WRITTEN REQUEST: Read the lines that follow and tally those with the word "sublabel"; give the number and nothing else.

# # #

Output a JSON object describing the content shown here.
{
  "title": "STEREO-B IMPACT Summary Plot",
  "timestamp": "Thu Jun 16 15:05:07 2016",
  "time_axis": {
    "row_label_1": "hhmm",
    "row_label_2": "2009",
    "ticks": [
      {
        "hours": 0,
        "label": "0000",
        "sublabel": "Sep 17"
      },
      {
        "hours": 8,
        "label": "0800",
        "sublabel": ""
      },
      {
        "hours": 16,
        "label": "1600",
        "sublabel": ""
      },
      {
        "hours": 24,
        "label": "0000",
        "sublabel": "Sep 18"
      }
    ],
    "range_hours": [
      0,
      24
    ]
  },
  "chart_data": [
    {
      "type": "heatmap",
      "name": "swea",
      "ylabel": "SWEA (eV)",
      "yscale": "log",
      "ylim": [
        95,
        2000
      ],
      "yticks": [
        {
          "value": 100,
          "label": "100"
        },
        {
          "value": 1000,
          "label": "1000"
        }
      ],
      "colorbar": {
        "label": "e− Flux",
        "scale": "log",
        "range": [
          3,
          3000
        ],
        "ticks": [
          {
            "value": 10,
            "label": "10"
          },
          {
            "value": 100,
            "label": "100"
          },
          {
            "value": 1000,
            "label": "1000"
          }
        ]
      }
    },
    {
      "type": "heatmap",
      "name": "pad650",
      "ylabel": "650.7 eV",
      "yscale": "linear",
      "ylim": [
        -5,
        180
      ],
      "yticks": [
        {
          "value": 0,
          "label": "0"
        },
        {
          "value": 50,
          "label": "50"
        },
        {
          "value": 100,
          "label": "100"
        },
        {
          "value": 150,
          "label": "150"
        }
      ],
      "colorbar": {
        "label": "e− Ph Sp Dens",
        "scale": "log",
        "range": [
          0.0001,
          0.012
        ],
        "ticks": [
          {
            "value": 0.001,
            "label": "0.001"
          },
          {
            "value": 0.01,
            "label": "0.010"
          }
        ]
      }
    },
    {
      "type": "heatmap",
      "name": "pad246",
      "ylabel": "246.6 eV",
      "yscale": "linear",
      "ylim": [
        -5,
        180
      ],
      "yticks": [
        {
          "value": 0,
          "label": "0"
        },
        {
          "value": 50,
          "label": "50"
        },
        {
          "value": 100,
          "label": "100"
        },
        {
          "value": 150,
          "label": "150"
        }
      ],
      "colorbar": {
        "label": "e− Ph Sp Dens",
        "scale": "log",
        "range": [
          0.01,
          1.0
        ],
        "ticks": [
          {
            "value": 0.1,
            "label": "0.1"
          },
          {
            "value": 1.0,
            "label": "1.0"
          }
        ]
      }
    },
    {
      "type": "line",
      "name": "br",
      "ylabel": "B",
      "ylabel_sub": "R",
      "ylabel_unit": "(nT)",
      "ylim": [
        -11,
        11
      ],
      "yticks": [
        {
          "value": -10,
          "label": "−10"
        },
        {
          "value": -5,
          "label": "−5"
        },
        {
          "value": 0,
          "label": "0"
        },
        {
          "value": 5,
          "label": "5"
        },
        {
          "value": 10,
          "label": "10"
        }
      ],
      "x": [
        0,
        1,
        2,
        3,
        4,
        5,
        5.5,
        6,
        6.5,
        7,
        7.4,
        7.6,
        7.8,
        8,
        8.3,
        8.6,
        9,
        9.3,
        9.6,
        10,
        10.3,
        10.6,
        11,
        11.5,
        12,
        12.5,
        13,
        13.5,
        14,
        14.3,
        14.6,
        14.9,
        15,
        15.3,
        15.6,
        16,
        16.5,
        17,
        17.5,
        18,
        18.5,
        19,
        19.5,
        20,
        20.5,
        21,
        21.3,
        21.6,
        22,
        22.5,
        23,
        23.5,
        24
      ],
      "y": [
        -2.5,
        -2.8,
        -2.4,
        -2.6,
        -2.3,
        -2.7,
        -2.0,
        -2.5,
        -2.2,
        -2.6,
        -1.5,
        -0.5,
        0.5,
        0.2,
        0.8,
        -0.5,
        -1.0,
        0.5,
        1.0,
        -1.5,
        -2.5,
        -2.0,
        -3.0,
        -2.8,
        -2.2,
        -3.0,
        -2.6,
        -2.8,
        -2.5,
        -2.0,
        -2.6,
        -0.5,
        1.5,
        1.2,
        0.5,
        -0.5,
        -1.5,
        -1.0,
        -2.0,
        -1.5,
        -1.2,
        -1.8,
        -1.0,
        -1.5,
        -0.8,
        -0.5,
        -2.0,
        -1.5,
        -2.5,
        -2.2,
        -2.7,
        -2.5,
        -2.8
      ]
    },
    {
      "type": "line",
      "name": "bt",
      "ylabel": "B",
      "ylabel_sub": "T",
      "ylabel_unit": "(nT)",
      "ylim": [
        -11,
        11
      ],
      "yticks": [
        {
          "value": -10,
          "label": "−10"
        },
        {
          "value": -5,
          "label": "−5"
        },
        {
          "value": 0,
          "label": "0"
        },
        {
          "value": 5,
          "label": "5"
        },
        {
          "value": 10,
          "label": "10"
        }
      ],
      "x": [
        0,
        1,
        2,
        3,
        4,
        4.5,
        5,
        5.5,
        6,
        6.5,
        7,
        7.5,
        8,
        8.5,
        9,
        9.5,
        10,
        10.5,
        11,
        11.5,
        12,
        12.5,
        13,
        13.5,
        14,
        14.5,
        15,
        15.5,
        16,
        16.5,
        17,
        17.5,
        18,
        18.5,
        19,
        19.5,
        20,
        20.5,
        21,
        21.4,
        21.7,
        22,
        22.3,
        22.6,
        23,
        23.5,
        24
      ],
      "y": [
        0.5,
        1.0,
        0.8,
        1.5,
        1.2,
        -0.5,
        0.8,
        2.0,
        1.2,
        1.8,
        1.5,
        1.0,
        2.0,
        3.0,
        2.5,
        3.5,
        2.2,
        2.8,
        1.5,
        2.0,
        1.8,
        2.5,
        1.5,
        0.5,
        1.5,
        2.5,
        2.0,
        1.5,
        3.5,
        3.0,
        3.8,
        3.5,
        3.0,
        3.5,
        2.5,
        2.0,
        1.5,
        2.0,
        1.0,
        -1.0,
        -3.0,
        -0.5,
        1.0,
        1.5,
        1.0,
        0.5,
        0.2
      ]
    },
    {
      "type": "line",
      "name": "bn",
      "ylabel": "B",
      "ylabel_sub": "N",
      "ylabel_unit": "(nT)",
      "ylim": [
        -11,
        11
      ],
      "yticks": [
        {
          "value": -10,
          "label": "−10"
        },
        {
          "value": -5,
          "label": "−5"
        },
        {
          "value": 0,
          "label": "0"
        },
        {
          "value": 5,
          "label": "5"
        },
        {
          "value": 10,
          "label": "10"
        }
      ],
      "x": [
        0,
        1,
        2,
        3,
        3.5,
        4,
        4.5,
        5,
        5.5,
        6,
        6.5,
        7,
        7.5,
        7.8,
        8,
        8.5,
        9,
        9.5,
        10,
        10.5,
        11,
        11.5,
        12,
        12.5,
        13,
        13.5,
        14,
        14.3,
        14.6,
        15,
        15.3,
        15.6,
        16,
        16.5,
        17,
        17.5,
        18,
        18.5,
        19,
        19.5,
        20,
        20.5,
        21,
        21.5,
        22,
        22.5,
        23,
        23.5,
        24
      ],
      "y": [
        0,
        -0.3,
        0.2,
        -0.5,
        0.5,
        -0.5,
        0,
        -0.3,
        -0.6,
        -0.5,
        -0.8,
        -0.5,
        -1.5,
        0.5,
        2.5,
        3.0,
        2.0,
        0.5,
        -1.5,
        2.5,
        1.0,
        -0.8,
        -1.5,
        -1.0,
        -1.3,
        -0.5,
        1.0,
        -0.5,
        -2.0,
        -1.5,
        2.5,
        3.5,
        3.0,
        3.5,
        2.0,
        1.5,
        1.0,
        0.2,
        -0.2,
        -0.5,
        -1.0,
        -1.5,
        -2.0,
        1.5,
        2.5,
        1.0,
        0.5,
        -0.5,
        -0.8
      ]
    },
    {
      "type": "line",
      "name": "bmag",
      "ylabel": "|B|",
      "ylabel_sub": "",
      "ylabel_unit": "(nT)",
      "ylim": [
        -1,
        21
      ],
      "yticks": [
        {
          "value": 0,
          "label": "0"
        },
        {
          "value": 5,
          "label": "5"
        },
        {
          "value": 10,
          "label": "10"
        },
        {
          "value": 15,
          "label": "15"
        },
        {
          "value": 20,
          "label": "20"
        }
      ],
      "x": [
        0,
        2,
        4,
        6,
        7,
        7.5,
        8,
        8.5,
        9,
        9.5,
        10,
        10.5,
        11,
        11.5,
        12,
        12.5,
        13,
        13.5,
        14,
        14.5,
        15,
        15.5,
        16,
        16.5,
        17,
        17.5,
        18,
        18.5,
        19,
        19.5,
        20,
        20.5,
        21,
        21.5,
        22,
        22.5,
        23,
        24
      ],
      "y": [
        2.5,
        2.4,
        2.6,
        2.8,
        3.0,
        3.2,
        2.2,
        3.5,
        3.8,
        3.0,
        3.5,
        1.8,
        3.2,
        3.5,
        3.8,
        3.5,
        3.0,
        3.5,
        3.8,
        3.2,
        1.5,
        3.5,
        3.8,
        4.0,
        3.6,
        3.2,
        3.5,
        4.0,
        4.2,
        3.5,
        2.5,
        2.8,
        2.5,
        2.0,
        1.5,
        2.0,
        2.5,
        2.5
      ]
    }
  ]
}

# # #

RESPONSE TO THIS TASK: 4